DATA ROWS:

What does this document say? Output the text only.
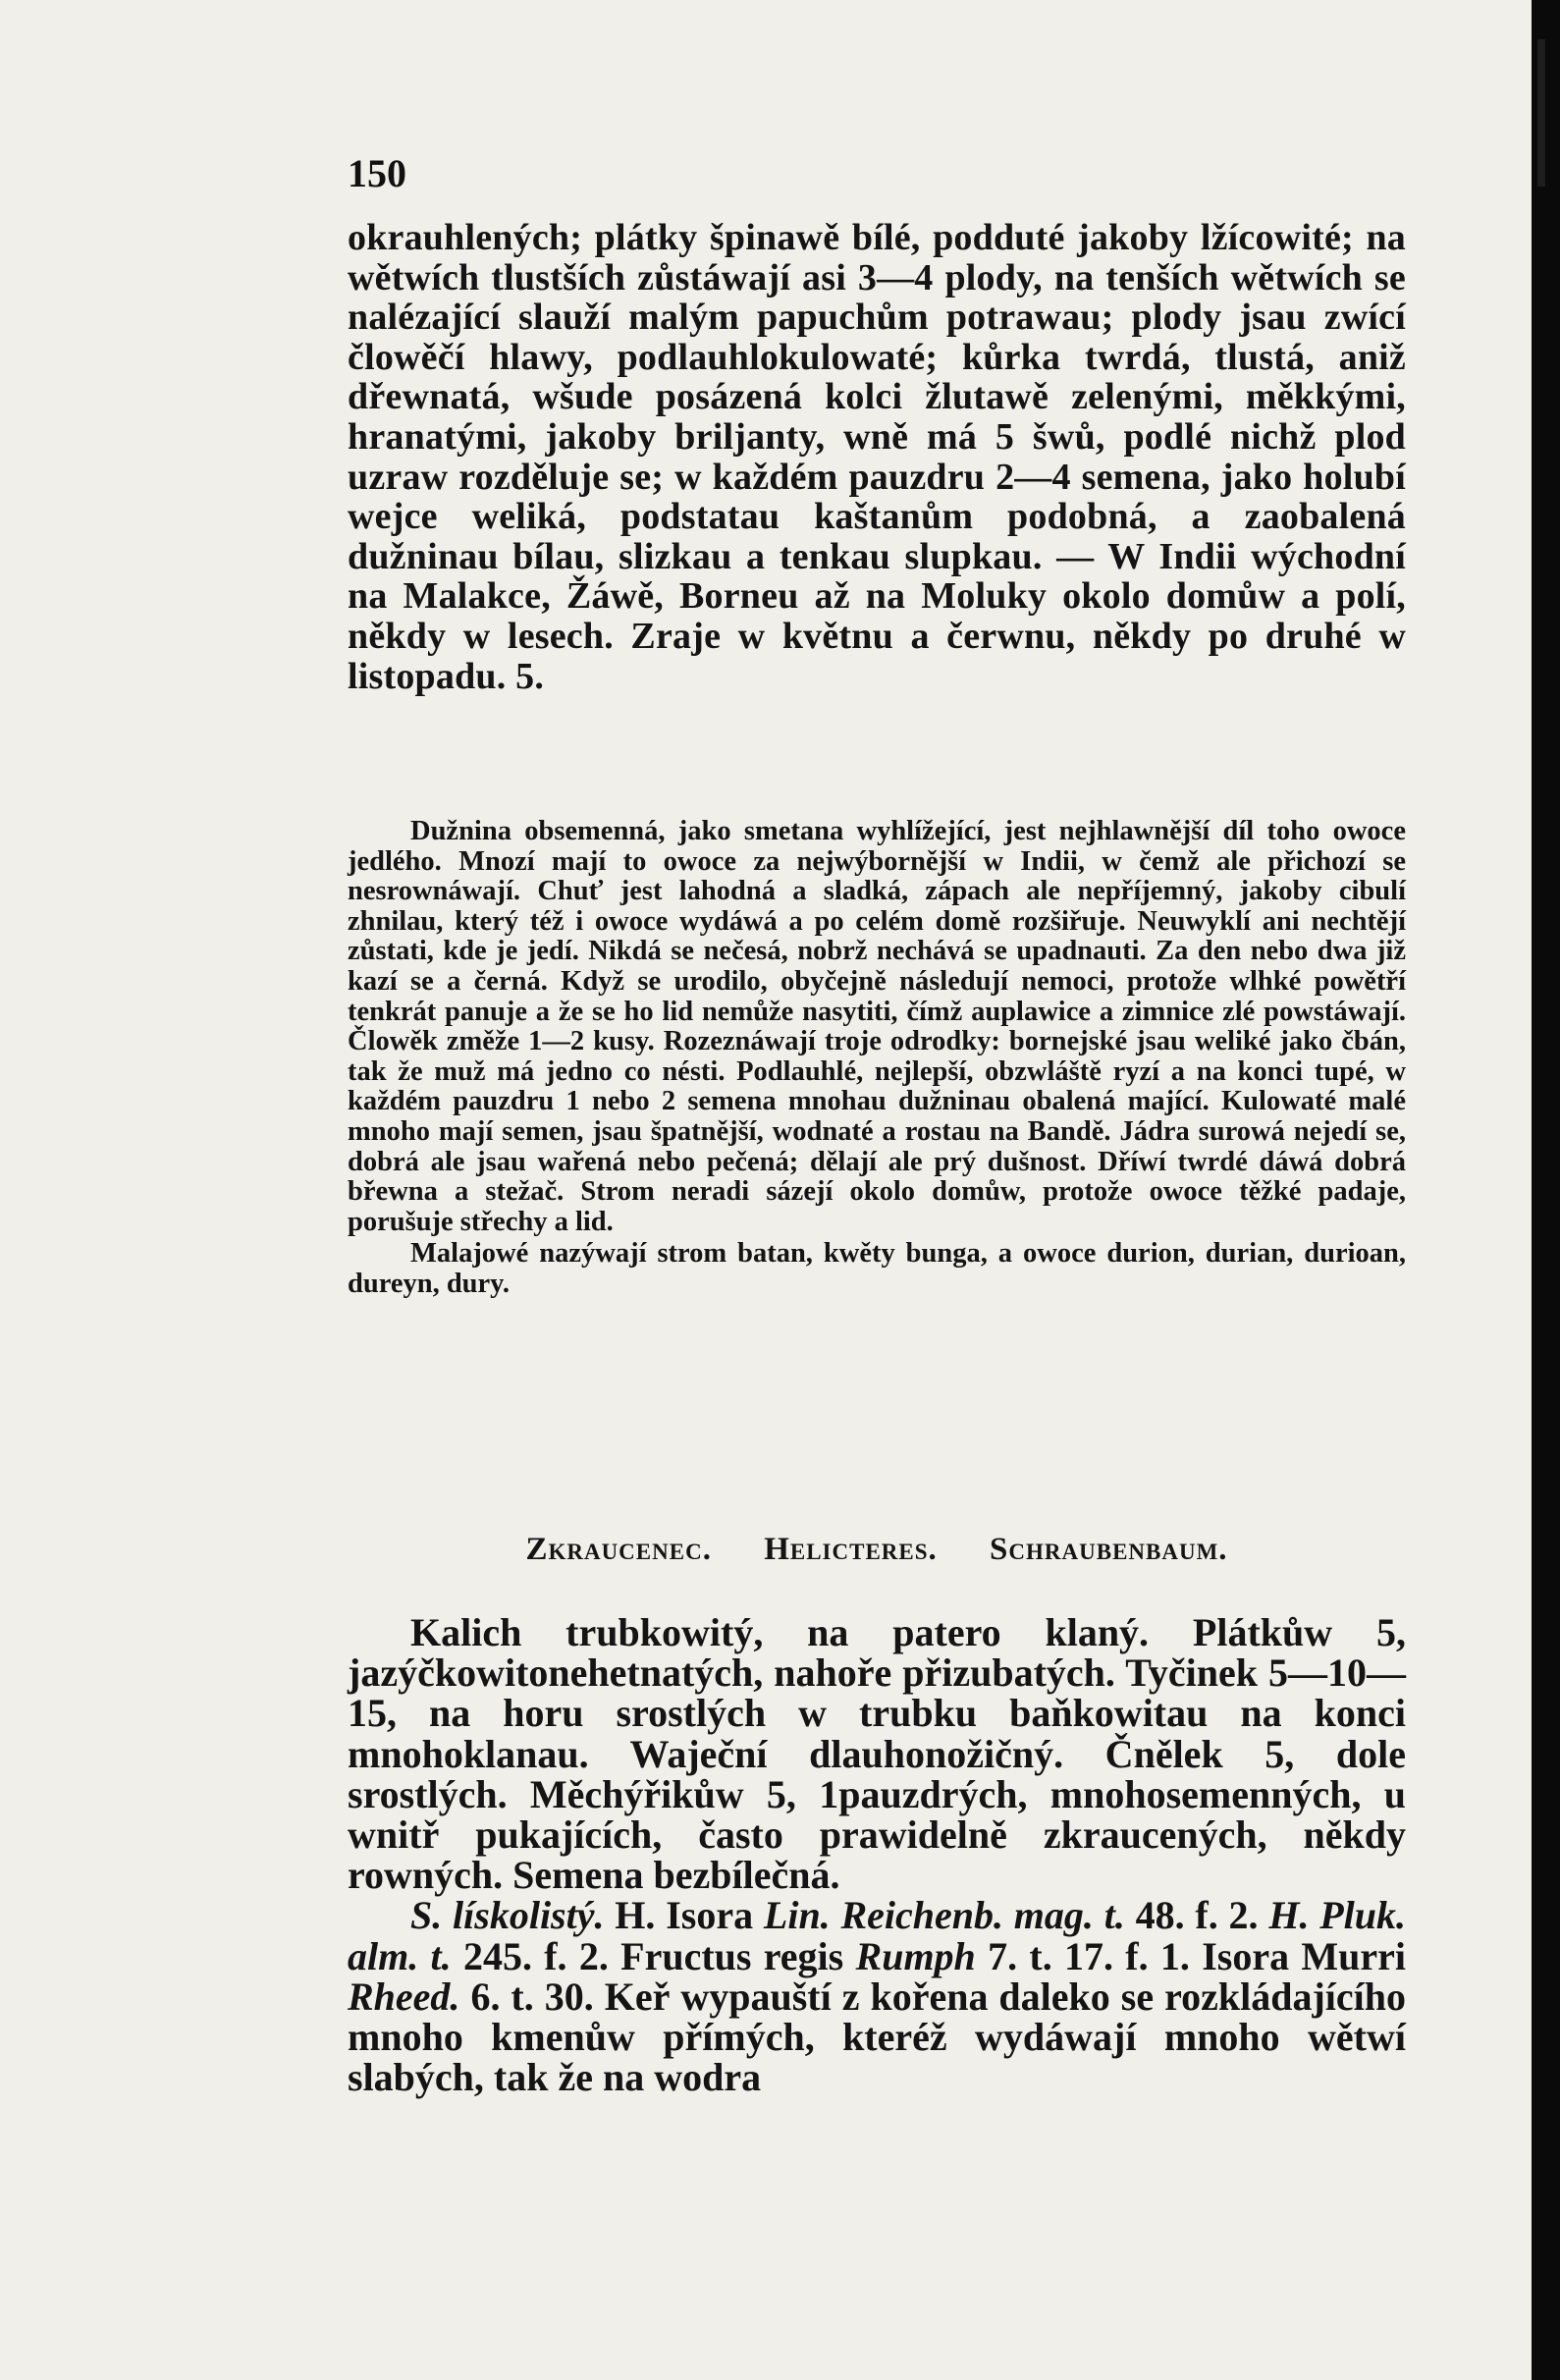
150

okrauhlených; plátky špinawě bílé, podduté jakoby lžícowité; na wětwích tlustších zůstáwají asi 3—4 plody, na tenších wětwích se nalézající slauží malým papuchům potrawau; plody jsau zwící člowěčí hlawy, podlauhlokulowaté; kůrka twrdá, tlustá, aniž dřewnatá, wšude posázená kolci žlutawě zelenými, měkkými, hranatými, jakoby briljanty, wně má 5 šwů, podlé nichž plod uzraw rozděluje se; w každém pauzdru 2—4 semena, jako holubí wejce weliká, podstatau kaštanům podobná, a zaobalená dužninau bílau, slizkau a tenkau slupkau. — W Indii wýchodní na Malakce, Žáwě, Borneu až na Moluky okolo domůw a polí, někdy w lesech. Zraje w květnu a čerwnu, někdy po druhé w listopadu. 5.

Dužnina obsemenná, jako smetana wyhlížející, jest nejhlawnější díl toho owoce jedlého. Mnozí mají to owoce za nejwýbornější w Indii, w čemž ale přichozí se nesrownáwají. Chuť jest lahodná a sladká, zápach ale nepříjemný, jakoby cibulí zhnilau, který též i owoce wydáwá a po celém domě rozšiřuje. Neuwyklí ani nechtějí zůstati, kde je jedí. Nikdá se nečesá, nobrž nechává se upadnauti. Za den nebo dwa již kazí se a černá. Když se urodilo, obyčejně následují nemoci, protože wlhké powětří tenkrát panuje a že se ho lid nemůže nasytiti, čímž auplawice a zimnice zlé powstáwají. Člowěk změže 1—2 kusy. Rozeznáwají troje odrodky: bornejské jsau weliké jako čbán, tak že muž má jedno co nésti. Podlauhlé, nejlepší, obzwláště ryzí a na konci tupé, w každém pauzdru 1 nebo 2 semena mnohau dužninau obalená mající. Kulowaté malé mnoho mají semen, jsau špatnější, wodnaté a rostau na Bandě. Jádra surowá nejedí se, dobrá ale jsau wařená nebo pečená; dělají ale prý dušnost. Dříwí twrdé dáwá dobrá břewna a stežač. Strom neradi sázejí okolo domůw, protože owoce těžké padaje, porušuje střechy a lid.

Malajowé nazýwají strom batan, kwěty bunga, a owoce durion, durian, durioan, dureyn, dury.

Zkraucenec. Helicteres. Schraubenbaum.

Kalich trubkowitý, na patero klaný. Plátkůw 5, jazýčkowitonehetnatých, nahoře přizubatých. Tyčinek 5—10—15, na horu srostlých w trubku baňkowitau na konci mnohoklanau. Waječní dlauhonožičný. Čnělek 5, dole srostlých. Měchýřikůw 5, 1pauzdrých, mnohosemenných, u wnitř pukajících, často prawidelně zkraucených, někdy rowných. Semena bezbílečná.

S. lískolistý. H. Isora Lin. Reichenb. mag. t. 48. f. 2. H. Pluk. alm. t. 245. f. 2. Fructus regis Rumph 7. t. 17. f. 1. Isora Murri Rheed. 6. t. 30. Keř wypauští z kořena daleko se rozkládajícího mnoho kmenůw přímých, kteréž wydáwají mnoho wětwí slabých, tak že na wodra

STATED PROBLEM:
Every record is to be reproduced exactly, with no pictures included.

THE ANSWER:
What does this document say? Output the text only.
150

okrauhlených; plátky špinawě bílé, podduté jakoby lžícowité; na wětwích tlustších zůstáwají asi 3—4 plody, na tenších wětwích se nalézající slauží malým papuchům potrawau; plody jsau zwící člowěčí hlawy, podlauhlokulowaté; kůrka twrdá, tlustá, aniž dřewnatá, wšude posázená kolci žlutawě zelenými, měkkými, hranatými, jakoby briljanty, wně má 5 šwů, podlé nichž plod uzraw rozděluje se; w každém pauzdru 2—4 semena, jako holubí wejce weliká, podstatau kaštanům podobná, a zaobalená dužninau bílau, slizkau a tenkau slupkau. — W Indii wýchodní na Malakce, Žáwě, Borneu až na Moluky okolo domůw a polí, někdy w lesech. Zraje w květnu a čerwnu, někdy po druhé w listopadu. 5.

Dužnina obsemenná, jako smetana wyhlížející, jest nejhlawnější díl toho owoce jedlého. Mnozí mají to owoce za nejwýbornější w Indii, w čemž ale přichozí se nesrownáwají. Chuť jest lahodná a sladká, zápach ale nepříjemný, jakoby cibulí zhnilau, který též i owoce wydáwá a po celém domě rozšiřuje. Neuwyklí ani nechtějí zůstati, kde je jedí. Nikdá se nečesá, nobrž nechává se upadnauti. Za den nebo dwa již kazí se a černá. Když se urodilo, obyčejně následují nemoci, protože wlhké powětří tenkrát panuje a že se ho lid nemůže nasytiti, čímž auplawice a zimnice zlé powstáwají. Člowěk změže 1—2 kusy. Rozeznáwají troje odrodky: bornejské jsau weliké jako čbán, tak že muž má jedno co nésti. Podlauhlé, nejlepší, obzwláště ryzí a na konci tupé, w každém pauzdru 1 nebo 2 semena mnohau dužninau obalená mající. Kulowaté malé mnoho mají semen, jsau špatnější, wodnaté a rostau na Bandě. Jádra surowá nejedí se, dobrá ale jsau wařená nebo pečená; dělají ale prý dušnost. Dříwí twrdé dáwá dobrá břewna a stežač. Strom neradi sázejí okolo domůw, protože owoce těžké padaje, porušuje střechy a lid.

Malajowé nazýwají strom batan, kwěty bunga, a owoce durion, durian, durioan, dureyn, dury.

Zkraucenec. Helicteres. Schraubenbaum.

Kalich trubkowitý, na patero klaný. Plátkůw 5, jazýčkowitonehetnatých, nahoře přizubatých. Tyčinek 5—10—15, na horu srostlých w trubku baňkowitau na konci mnohoklanau. Waječní dlauhonožičný. Čnělek 5, dole srostlých. Měchýřikůw 5, 1pauzdrých, mnohosemenných, u wnitř pukajících, často prawidelně zkraucených, někdy rowných. Semena bezbílečná.

S. lískolistý. H. Isora Lin. Reichenb. mag. t. 48. f. 2. H. Pluk. alm. t. 245. f. 2. Fructus regis Rumph 7. t. 17. f. 1. Isora Murri Rheed. 6. t. 30. Keř wypauští z kořena daleko se rozkládajícího mnoho kmenůw přímých, kteréž wydáwají mnoho wětwí slabých, tak že na wodra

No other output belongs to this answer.